## Description of the task:
Copy each line below in which the word "ffffff" occurs.

[Figure contents as structured data]
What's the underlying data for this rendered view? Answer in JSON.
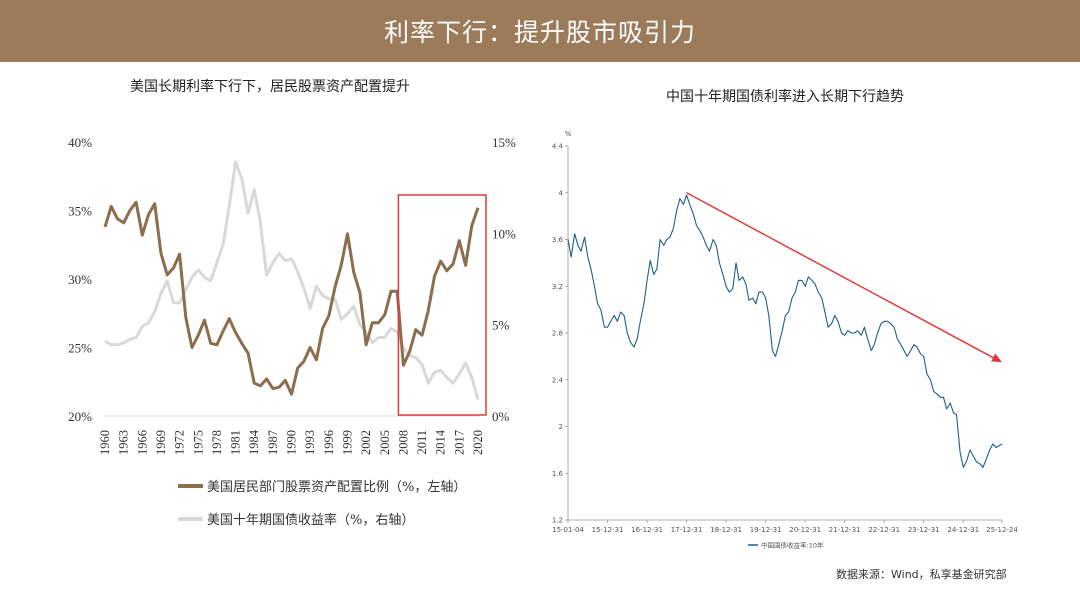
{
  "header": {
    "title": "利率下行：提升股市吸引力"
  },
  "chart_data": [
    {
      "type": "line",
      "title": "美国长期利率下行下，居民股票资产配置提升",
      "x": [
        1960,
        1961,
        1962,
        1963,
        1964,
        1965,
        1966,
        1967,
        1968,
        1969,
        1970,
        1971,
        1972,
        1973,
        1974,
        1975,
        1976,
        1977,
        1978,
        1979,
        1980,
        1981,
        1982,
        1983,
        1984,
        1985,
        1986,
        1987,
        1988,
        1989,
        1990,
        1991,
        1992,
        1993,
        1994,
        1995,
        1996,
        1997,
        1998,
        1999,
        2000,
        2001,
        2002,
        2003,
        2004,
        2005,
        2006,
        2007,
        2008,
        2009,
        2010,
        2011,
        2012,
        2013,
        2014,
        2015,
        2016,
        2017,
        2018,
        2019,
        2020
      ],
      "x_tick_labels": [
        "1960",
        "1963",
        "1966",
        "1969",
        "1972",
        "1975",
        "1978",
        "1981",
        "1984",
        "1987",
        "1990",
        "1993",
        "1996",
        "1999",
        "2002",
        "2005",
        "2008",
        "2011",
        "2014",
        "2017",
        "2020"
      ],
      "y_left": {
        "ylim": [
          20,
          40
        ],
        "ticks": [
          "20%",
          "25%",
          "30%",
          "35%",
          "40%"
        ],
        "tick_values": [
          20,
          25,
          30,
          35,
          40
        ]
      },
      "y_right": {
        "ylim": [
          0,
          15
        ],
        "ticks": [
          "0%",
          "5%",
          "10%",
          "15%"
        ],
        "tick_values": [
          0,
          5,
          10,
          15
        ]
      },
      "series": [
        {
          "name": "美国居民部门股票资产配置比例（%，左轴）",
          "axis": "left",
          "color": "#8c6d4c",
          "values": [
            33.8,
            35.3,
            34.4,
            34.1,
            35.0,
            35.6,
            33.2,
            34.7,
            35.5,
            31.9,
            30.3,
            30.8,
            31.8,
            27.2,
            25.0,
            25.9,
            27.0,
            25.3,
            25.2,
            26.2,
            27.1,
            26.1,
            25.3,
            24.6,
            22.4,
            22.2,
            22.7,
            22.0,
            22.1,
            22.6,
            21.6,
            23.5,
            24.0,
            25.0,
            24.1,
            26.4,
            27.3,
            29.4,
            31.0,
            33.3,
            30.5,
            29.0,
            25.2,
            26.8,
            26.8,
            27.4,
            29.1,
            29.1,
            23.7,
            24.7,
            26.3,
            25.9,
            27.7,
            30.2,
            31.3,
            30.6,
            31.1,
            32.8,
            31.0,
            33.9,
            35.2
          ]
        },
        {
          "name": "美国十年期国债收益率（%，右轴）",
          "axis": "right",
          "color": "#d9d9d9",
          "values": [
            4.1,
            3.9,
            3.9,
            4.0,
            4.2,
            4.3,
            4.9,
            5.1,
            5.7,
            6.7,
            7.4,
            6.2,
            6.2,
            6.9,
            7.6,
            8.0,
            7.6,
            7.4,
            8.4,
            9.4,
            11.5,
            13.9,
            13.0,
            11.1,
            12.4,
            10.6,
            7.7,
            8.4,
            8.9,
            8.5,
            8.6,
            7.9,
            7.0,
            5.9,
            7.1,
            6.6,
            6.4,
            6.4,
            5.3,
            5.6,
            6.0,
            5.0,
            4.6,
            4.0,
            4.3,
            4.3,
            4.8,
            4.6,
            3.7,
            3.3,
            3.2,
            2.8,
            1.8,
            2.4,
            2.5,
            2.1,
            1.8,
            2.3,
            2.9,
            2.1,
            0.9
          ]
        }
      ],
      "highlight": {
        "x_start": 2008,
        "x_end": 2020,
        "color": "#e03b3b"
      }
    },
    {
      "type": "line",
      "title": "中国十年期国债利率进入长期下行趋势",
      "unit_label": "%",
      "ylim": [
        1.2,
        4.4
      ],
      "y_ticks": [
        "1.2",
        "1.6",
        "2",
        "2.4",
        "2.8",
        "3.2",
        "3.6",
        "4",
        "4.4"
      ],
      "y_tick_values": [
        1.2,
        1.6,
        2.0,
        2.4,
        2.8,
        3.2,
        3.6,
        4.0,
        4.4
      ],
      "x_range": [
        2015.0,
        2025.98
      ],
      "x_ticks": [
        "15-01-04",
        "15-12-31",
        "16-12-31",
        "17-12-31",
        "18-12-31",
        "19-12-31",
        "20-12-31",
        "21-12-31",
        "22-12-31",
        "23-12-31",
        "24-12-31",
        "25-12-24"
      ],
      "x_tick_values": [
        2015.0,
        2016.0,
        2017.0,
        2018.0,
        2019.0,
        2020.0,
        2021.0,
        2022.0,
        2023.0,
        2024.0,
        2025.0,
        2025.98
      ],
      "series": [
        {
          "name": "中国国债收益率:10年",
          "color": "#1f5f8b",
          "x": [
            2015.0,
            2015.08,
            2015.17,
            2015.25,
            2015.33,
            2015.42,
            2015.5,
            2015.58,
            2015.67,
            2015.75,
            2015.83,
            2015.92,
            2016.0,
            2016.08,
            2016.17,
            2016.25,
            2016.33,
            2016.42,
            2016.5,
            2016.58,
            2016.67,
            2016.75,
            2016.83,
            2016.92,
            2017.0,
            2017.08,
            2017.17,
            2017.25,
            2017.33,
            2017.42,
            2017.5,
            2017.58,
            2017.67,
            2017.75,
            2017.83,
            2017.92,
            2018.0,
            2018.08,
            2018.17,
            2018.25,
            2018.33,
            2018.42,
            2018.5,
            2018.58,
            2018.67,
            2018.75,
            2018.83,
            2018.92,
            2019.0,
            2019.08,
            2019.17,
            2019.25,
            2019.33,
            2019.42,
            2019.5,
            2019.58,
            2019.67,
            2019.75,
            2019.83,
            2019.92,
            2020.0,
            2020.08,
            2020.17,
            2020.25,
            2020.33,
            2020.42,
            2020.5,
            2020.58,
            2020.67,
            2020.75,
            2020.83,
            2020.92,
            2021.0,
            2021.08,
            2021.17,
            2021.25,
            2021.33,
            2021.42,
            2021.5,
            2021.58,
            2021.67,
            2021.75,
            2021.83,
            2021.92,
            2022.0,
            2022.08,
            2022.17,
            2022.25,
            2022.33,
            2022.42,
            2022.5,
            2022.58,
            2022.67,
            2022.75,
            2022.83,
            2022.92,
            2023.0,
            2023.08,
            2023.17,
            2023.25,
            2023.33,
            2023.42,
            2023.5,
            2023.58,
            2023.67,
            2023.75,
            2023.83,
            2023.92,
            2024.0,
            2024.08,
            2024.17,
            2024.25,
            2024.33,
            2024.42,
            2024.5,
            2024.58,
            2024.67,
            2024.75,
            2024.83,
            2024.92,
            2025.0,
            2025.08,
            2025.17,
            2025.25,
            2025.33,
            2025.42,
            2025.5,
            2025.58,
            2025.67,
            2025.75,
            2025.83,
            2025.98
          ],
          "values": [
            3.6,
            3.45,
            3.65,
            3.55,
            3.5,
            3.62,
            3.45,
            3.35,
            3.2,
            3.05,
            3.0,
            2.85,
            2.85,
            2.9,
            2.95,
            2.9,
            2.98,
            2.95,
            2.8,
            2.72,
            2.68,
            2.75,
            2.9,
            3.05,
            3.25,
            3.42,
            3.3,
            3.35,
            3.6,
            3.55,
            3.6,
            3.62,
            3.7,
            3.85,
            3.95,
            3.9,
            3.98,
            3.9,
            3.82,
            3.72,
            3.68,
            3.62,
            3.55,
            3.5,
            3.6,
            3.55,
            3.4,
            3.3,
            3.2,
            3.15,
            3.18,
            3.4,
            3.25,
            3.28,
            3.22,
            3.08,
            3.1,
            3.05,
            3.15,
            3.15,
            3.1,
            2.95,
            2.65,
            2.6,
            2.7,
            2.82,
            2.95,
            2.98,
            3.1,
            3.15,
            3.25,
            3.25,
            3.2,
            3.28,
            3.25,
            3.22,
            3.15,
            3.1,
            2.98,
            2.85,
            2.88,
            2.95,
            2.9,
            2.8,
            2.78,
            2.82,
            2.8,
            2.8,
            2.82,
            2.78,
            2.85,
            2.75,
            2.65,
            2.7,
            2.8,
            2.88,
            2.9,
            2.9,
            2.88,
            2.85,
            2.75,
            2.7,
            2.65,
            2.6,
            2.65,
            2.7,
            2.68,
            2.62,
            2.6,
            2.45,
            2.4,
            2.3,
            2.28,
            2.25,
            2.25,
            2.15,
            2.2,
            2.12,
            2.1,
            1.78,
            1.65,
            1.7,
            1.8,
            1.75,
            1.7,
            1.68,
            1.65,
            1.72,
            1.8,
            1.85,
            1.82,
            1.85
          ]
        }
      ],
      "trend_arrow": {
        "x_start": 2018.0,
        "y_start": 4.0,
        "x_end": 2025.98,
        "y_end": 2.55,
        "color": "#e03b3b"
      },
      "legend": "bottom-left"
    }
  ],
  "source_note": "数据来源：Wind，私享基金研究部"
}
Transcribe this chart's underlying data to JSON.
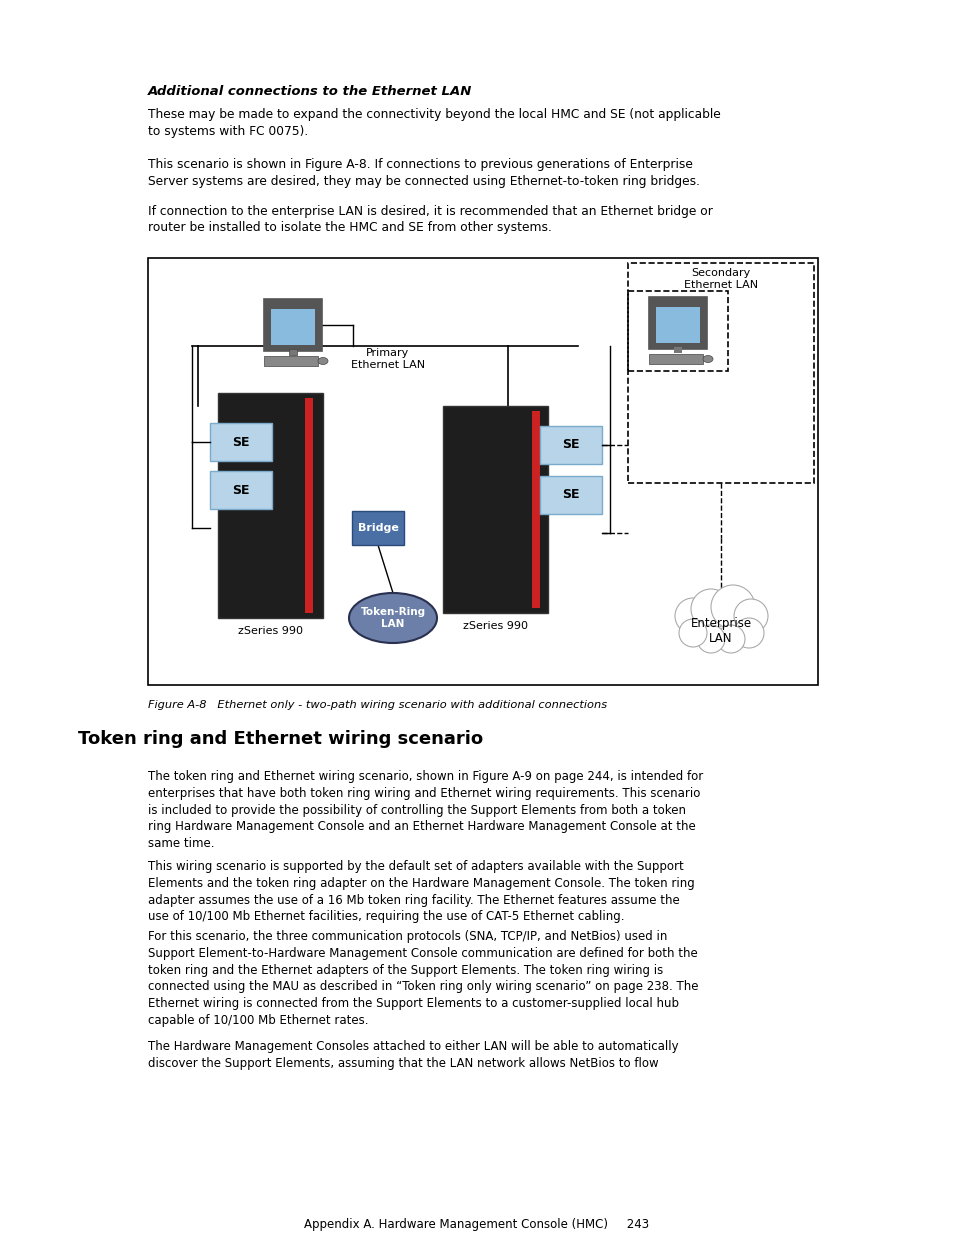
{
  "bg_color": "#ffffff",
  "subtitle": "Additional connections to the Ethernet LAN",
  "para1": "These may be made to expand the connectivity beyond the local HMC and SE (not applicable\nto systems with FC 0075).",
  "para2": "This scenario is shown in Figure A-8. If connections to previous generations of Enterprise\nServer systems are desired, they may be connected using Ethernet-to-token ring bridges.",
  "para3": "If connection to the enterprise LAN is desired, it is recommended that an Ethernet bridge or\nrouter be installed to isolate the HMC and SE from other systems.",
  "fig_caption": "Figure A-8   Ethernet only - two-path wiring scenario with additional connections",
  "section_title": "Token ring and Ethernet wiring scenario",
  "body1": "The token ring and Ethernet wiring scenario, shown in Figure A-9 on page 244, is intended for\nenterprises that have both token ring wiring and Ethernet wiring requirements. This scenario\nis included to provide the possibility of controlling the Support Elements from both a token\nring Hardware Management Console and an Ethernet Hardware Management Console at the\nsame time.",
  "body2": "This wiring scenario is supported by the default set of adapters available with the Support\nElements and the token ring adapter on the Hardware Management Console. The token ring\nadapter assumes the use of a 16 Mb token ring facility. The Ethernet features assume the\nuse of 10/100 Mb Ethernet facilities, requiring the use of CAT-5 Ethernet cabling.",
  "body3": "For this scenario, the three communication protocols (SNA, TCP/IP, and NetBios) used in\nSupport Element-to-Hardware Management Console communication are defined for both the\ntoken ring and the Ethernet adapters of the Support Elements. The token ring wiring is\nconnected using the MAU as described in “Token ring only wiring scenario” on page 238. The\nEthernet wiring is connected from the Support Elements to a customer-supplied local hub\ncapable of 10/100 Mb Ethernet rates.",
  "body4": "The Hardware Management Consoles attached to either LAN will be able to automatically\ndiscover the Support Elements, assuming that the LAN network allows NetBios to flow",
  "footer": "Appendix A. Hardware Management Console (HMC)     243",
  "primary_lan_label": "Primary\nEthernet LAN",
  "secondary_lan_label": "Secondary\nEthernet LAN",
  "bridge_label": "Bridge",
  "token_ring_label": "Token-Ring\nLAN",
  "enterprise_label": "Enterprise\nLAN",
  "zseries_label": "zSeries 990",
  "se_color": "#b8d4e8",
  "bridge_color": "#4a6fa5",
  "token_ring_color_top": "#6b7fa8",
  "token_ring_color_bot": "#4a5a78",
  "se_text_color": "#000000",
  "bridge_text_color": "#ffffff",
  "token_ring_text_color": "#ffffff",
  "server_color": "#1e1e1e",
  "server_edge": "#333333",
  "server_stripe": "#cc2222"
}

## Result of this task:
  "bg_color": "#ffffff",
  "bridge_text_color": "#ffffff",
  "token_ring_text_color": "#ffffff",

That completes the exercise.